» Direction:
Work out how many lines of the listing hold the string "title". Answer with that number alone.
>> start Listing
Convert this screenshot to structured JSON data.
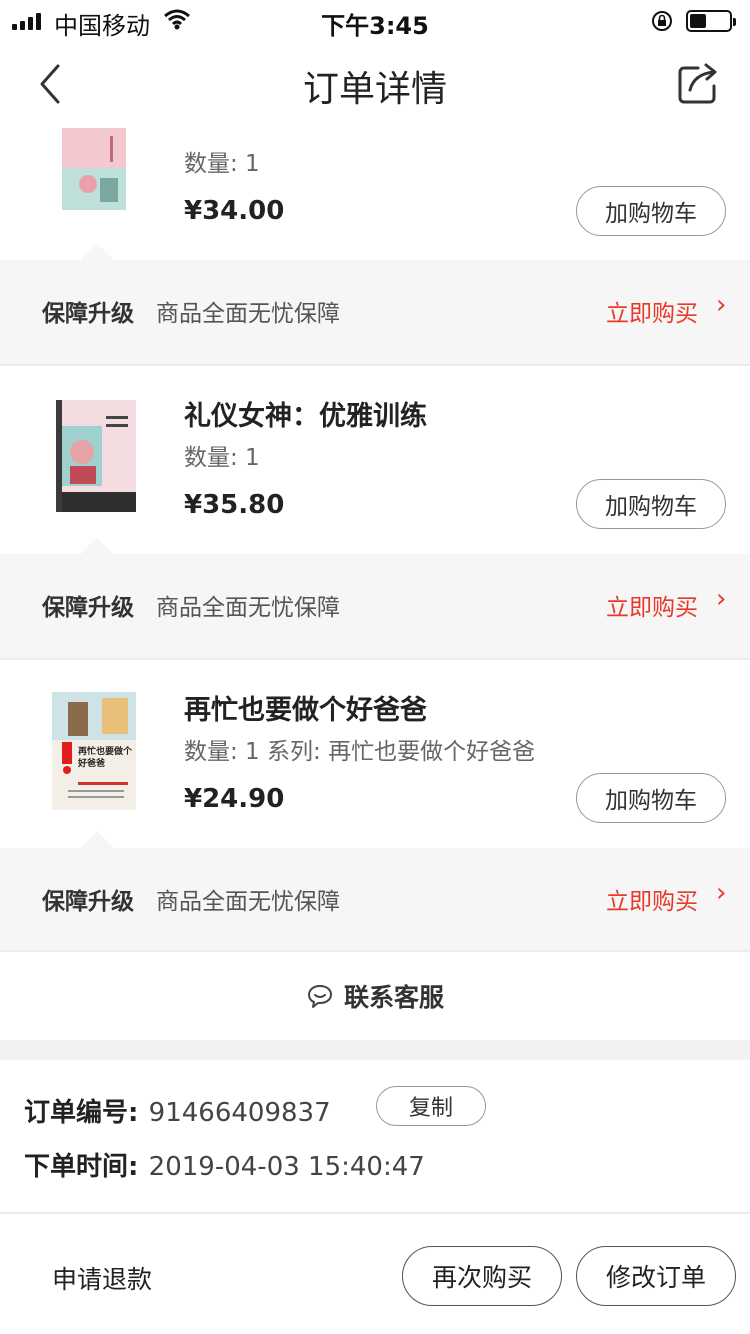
{
  "status_bar": {
    "carrier": "中国移动",
    "time": "下午3:45",
    "icons": [
      "signal-icon",
      "wifi-icon",
      "orientation-lock-icon",
      "battery-icon"
    ]
  },
  "nav": {
    "title": "订单详情",
    "back_icon": "back-arrow-icon",
    "share_icon": "share-icon"
  },
  "items": [
    {
      "title": "",
      "quantity": "数量: 1",
      "price": "¥34.00",
      "cart_label": "加购物车"
    },
    {
      "title": "礼仪女神：优雅训练",
      "quantity": "数量: 1",
      "price": "¥35.80",
      "cart_label": "加购物车"
    },
    {
      "title": "再忙也要做个好爸爸",
      "quantity": "数量: 1 系列: 再忙也要做个好爸爸",
      "price": "¥24.90",
      "cart_label": "加购物车",
      "cover_text": "再忙也要做个好爸爸"
    }
  ],
  "guarantee": {
    "label": "保障升级",
    "desc": "商品全面无忧保障",
    "action": "立即购买",
    "arrow": "›"
  },
  "contact": {
    "label": "联系客服",
    "icon": "chat-bubble-icon"
  },
  "order_info": {
    "number_label": "订单编号:",
    "number_value": "91466409837",
    "copy_label": "复制",
    "time_label": "下单时间:",
    "time_value": "2019-04-03 15:40:47"
  },
  "footer": {
    "refund_label": "申请退款",
    "rebuy_label": "再次购买",
    "modify_label": "修改订单"
  },
  "colors": {
    "accent": "#e8392a",
    "band": "#f6f6f6"
  }
}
>> end Listing
» Solution below:
4